## Your tasks
(a) In the Celsius stock analysis, why does the author say Celsius must substantially improve its international performance?
(b) Output the passage of the Celsius stock analysis starting with "Taking everything into" and going on through "pushing it forward.".

As with all high growth, disruptive companies, valuation is tough. I believe that my approach will give me an idea about whether Celsius is insanely overvalued or undervalued, but valuation is the final thing I look at – the quality of the business itself is far more important in the long run.

Celsius share price valuation model

Celsius SEC Filings / Excel

Unfortunately, management doesn’t provide much guidance for this company. As such, I have assumed substantial revenue growth of a 54% CAGR through to 2026, although I have conservatively assumed a slowdown over the time period. I have also assumed gradual margin expansion as the company continues to scale, and I assume that shareholders will continue to get diluted in order to help fund Celsius’ hyper growth. I also have used what I believe to be appropriate EV / FCF multiples for a company of Celsius’ growth profile.

Put all that together, and I can see Celsius shares achieving a 5% CAGR through to 2026 in my mid-range scenario.

Risks

When it comes to this company, there are a bunch of risks.

I think the first risk that comes to mind when you look at a business like this, which has experienced rapid growth for a consumer product, is the risk that it could be a fad. History is littered with products that soared in popularity for a period of time, only to come crashing down – is there a risk that Celsius could fall into this category? Absolutely.

But do I think it will? No, I don’t. This is a company that is riding quite a few tailwinds which are going nowhere, primarily the more health-conscious consumer that will appreciate all the benefits that come with Celsius’ products. So perhaps the greater risk is a slowdown in growth, and this is more difficult to predict for a company with triple-digital, accelerating growth rates.

Another risk is competition from the likes of Monster, Red Bull, PepsiCo (PEP) and Coca-Cola (KO). All huge companies with deep pockets & the ability to funnel funds into R&D, which could result in a drink that appeals even more than Celsius to the health-conscious consumer. Right now, it feels like Celsius doesn’t have much competition in its specific, growing segment of the market, but that could all change in the future.

There is also risk in its international expansion, and we can already see examples of how Celsius has failed to grow internationally at even half the levels it has reached in the US. As we can see below, despite revenue in North America growing by 217% YoY in Q1’22, revenue in the International segment actually fell by 10%. Brands like Monster and Red Bull are global, so if Celsius wants to be mentioned in the same breath, it must improve substantially on this international performance.

Celsius Q1'22 financial snapshot shows poor international performance

Celsius May 2022 Investor Presentation

There is also the risk of a recession. Whilst I do feel that this product is fairly recession resistant, it may not necessarily be recession proof – particularly the sales through health clubs, gyms, and so on. The best proxy would probably be Monster Beverage, which saw a slowdown in revenue growth throughout the financial crisis in 2008/09, before recovering in 2010/11.

Monster beverage performance during a recession

TIKR.com

Summary

This is a difficult analysis to conclude on. Clearly there is a lot to like about this business, and I believe it has a number of enviable strengths that many industry peers would be jealous of.

Yet it’s priced for insane growth and has a substantial number of risks ahead of it – but, it has achieved insane growth thus far, all whilst navigating the majority of these risks apart from its poor performance internationally.

Taking everything into consideration, I would place a tentative buy rating on Celsius. If I were to add this company to my portfolio, it would only be a small starter position. I think investors will see substantial share price fluctuations, particularly if growth starts to slow down. On the flip side, I do think Celsius can greatly exceed the assumptions made in my valuation model & ride the tailwinds that are pushing it forward.

The appeal of this investment is huge, but I would certainly urge caution. This is a high-quality business with a bright future ahead, and one that I want in my portfolio, but it is not a screaming buy right now.

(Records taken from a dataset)
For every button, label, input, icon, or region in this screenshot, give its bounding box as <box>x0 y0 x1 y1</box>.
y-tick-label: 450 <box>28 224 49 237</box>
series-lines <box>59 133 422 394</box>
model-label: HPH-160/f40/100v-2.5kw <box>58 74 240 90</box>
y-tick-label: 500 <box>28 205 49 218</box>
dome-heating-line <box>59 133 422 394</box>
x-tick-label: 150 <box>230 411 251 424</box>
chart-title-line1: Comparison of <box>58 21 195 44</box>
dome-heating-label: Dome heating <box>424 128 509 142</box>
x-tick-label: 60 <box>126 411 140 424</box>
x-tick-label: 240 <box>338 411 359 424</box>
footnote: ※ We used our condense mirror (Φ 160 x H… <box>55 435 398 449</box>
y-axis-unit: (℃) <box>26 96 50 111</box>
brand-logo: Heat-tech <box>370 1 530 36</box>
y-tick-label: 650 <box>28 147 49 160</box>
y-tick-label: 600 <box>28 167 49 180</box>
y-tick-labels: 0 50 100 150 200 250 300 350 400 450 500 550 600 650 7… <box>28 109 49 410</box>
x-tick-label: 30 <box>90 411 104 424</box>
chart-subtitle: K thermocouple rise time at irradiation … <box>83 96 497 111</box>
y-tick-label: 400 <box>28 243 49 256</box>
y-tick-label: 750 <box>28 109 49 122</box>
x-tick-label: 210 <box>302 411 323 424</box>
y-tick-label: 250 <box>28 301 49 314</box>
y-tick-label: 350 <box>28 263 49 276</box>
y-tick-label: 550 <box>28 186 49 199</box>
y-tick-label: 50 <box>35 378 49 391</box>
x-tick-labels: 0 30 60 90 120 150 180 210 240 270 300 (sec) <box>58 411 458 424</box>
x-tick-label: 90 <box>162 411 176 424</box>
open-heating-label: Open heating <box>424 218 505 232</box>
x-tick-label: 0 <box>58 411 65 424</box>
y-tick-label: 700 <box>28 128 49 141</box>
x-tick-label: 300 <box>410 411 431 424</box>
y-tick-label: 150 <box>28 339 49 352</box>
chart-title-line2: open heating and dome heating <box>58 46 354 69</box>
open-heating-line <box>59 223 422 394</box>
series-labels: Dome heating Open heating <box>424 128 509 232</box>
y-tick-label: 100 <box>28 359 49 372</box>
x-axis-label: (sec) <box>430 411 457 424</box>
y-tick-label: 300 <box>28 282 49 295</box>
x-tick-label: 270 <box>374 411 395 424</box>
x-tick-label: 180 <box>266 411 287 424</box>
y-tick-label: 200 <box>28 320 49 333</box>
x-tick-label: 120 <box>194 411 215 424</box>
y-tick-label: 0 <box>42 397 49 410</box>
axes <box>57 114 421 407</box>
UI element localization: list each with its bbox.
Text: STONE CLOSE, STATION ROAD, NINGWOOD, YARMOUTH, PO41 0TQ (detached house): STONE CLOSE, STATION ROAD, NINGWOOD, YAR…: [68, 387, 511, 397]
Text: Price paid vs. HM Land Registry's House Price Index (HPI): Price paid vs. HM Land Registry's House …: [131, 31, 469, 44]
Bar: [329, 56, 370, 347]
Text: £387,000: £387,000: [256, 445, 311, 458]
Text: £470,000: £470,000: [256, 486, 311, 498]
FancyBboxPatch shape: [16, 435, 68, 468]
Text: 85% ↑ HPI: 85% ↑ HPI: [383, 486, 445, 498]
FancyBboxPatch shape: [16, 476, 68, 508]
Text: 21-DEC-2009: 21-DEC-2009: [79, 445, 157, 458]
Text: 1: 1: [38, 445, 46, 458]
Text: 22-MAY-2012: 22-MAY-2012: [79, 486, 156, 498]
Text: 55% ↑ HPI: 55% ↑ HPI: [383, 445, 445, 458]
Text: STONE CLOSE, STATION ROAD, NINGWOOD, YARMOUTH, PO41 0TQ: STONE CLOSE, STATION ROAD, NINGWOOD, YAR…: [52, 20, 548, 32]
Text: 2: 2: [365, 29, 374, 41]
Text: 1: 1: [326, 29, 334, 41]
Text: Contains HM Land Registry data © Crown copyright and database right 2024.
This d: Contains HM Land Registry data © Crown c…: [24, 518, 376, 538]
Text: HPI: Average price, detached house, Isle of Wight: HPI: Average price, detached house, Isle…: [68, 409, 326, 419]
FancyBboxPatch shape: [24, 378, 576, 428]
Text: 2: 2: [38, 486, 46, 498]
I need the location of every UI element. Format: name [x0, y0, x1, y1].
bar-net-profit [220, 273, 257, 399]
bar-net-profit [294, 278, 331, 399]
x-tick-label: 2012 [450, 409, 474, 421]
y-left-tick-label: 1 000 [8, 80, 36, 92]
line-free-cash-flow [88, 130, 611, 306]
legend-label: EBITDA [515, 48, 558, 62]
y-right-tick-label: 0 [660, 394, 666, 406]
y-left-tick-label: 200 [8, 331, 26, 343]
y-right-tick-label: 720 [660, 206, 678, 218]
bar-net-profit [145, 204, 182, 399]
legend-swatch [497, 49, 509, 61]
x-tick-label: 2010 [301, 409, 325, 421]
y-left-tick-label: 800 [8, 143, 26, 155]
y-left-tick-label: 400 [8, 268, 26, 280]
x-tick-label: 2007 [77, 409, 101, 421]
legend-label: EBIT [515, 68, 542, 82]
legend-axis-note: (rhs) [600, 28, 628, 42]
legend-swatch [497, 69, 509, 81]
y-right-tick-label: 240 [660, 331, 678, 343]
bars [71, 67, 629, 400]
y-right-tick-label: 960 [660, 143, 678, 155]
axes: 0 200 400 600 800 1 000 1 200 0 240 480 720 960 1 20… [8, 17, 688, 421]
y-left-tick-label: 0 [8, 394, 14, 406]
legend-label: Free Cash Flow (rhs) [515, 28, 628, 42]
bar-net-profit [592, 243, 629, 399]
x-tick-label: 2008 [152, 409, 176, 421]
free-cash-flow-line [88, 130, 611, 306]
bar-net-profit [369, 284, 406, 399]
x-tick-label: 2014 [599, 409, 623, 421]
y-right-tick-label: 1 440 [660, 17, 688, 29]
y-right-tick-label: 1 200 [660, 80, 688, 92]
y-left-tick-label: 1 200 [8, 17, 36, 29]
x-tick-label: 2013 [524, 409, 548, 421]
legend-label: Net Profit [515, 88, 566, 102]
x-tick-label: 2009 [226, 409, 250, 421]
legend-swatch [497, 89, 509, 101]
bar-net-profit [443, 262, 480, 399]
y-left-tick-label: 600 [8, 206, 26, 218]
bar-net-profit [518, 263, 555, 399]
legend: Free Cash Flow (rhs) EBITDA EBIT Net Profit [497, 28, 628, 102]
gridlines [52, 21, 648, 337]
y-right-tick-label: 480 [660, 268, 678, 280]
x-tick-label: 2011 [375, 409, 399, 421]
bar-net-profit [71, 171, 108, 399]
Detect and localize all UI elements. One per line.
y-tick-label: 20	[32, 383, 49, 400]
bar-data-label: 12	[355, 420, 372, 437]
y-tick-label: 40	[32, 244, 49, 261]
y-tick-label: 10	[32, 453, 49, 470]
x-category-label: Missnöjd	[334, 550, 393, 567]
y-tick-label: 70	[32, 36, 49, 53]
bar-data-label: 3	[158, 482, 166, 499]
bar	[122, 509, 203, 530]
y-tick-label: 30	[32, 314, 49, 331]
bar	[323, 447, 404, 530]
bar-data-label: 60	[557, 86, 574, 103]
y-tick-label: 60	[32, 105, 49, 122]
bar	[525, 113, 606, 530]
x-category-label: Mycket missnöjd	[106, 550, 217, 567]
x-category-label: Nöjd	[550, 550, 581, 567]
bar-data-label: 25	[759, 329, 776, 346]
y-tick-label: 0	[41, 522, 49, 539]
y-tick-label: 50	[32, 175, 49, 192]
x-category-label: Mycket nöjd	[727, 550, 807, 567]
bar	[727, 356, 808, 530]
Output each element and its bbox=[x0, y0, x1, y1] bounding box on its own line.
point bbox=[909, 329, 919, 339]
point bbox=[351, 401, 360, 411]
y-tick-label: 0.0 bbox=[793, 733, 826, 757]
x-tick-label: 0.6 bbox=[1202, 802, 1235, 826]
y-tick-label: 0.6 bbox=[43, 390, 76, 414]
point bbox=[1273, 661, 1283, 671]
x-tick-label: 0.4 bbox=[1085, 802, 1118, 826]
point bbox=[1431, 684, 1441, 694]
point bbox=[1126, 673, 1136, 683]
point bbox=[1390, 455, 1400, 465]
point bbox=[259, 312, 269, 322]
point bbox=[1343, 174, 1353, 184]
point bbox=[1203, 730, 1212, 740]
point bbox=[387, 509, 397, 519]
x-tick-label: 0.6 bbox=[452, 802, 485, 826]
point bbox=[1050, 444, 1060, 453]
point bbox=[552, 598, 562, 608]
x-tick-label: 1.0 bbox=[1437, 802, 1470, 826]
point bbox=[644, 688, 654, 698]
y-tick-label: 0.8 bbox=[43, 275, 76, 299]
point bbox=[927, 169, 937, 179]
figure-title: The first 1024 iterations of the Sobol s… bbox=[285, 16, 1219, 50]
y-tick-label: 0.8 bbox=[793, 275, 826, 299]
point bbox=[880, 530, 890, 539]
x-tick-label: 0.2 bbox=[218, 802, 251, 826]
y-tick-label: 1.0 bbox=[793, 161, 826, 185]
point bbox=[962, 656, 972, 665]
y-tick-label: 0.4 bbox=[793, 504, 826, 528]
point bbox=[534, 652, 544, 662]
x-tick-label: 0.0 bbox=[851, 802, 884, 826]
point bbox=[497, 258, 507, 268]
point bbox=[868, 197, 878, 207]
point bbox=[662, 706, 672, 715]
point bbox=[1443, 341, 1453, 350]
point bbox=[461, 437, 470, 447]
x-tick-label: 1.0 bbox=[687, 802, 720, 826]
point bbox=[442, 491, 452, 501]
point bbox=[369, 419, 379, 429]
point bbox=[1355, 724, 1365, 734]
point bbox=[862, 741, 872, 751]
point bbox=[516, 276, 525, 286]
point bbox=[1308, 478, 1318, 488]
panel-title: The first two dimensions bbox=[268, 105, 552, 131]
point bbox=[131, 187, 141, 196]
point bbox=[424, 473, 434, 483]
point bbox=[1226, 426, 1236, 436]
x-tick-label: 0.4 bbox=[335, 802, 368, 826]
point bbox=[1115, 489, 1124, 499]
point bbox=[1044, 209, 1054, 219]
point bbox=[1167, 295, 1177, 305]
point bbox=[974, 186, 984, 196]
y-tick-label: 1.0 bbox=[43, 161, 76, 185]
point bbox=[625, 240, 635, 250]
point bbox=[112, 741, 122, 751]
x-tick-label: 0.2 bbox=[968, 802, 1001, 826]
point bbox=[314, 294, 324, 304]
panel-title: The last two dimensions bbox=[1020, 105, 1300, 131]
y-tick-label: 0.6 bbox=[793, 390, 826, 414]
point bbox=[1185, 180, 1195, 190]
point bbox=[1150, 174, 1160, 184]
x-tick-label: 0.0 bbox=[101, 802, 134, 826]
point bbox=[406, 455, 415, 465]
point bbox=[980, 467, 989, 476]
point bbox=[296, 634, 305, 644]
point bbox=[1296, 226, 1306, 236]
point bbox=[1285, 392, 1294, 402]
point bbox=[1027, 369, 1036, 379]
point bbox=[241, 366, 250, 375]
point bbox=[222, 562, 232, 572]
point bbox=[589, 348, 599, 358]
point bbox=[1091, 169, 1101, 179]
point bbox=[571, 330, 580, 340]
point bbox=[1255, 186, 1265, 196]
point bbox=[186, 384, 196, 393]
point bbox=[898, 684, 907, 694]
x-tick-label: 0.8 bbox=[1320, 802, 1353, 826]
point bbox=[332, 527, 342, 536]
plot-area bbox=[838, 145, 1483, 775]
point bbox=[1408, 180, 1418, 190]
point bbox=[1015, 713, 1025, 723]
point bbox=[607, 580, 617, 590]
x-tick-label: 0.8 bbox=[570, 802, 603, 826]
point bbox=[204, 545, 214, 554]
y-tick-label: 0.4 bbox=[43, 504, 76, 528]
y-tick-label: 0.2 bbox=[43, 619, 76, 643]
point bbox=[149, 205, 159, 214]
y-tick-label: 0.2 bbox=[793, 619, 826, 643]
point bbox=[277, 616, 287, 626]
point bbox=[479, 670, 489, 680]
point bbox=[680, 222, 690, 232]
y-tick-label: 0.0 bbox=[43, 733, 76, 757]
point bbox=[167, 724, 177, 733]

## Answers to the exercises
(a) Brands like Monster and Red Bull are global, so Celsius has to improve internationally if it wants to be mentioned in the same breath as them. Its international results have been weak: in Q1'22, International segment revenue fell by 10% while North America revenue grew by 217% year over year.

(b)
Taking everything into consideration, I would place a tentative buy rating on Celsius. If I were to add this company to my portfolio, it would only be a small starter position. I think investors will see substantial share price fluctuations, particularly if growth starts to slow down. On the flip side, I do think Celsius can greatly exceed the assumptions made in my valuation model & ride the tailwinds that are pushing it forward.